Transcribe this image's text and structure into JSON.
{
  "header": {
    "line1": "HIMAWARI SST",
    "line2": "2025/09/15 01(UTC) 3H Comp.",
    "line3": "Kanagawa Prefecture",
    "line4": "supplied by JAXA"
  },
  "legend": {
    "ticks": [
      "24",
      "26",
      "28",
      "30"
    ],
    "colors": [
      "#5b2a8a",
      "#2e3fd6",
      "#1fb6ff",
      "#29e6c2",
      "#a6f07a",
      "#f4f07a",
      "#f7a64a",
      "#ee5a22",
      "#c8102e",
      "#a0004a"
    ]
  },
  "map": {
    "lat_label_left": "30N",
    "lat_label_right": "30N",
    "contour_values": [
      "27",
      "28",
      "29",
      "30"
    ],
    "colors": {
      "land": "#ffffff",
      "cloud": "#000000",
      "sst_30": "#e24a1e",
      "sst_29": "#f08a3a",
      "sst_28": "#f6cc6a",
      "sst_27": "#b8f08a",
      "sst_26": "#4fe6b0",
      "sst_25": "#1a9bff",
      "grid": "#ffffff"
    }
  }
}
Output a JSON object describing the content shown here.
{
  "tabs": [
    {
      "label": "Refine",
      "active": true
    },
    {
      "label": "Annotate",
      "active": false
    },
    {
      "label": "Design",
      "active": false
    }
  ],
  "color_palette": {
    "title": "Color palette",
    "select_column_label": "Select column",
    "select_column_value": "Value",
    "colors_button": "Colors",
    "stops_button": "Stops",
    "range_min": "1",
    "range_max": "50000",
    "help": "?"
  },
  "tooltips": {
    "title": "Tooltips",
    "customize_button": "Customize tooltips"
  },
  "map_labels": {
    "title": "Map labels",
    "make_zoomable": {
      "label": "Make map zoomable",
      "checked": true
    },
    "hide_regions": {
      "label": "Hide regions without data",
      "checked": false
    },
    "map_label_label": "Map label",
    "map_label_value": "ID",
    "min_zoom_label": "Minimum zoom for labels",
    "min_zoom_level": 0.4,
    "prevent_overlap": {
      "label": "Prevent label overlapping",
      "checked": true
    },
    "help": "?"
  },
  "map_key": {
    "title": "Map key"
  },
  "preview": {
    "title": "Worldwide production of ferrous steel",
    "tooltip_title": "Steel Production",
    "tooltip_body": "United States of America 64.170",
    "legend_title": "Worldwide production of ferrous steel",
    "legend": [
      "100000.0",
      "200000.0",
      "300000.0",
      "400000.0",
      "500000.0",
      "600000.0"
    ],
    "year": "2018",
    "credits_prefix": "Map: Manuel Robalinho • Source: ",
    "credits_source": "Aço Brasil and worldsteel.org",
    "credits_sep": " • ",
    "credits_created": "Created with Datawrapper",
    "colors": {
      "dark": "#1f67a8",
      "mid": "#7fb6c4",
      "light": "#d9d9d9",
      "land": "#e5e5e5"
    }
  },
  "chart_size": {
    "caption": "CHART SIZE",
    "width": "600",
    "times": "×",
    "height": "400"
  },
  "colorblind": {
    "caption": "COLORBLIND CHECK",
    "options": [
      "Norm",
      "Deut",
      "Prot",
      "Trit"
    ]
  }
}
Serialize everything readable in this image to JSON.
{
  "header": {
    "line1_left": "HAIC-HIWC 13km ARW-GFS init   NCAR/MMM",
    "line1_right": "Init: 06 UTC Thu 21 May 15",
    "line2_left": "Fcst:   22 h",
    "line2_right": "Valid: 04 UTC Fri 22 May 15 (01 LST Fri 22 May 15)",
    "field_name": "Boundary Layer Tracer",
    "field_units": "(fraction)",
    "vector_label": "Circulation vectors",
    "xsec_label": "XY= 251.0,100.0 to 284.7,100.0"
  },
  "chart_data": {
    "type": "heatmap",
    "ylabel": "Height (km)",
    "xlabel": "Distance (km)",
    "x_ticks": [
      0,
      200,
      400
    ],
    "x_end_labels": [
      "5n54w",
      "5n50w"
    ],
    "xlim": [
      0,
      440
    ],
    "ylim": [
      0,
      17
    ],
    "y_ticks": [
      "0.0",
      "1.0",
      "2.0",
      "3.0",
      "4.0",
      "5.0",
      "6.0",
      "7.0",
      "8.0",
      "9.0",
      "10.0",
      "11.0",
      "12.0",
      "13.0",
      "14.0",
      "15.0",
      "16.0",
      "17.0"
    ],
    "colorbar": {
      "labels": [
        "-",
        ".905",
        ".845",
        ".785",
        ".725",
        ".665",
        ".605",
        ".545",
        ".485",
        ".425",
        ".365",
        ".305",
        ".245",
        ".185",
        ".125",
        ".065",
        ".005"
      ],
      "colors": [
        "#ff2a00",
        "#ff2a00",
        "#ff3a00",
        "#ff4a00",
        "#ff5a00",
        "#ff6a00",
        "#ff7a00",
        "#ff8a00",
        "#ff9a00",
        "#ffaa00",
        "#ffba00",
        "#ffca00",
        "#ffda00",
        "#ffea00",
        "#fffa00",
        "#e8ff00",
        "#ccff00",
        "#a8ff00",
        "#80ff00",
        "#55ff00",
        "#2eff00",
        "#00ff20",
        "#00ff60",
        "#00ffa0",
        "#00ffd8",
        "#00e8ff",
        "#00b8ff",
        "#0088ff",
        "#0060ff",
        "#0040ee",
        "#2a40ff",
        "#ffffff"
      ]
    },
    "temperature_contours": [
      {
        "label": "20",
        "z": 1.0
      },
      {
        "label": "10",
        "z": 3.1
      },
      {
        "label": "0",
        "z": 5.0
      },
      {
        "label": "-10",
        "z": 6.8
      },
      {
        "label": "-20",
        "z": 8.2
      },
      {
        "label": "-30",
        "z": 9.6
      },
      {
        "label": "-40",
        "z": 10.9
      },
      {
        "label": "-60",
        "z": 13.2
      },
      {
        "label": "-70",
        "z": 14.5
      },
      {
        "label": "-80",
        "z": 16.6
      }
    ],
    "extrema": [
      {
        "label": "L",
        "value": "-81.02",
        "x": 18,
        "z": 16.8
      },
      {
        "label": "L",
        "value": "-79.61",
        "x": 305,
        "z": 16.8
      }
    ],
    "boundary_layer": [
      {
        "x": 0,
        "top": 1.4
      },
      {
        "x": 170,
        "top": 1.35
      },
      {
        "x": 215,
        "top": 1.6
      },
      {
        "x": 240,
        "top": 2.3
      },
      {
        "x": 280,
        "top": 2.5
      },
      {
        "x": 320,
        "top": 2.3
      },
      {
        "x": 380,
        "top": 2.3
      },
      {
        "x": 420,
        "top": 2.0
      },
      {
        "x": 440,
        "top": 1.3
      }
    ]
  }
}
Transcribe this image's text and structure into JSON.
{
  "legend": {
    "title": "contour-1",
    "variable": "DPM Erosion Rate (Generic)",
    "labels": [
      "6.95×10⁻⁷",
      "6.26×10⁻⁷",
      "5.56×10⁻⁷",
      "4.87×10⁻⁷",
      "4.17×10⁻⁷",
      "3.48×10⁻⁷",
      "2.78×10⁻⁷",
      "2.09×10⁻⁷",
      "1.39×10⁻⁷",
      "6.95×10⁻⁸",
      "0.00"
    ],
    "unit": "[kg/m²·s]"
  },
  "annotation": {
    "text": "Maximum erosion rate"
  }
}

● WHAT NEEDS TO BE DONE: Isolate each line of the listing above that includes "Worldwide". Copy it.

● RESPONSE:
    "title": "Worldwide production of ferrous steel",
    "legend_title": "Worldwide production of ferrous steel",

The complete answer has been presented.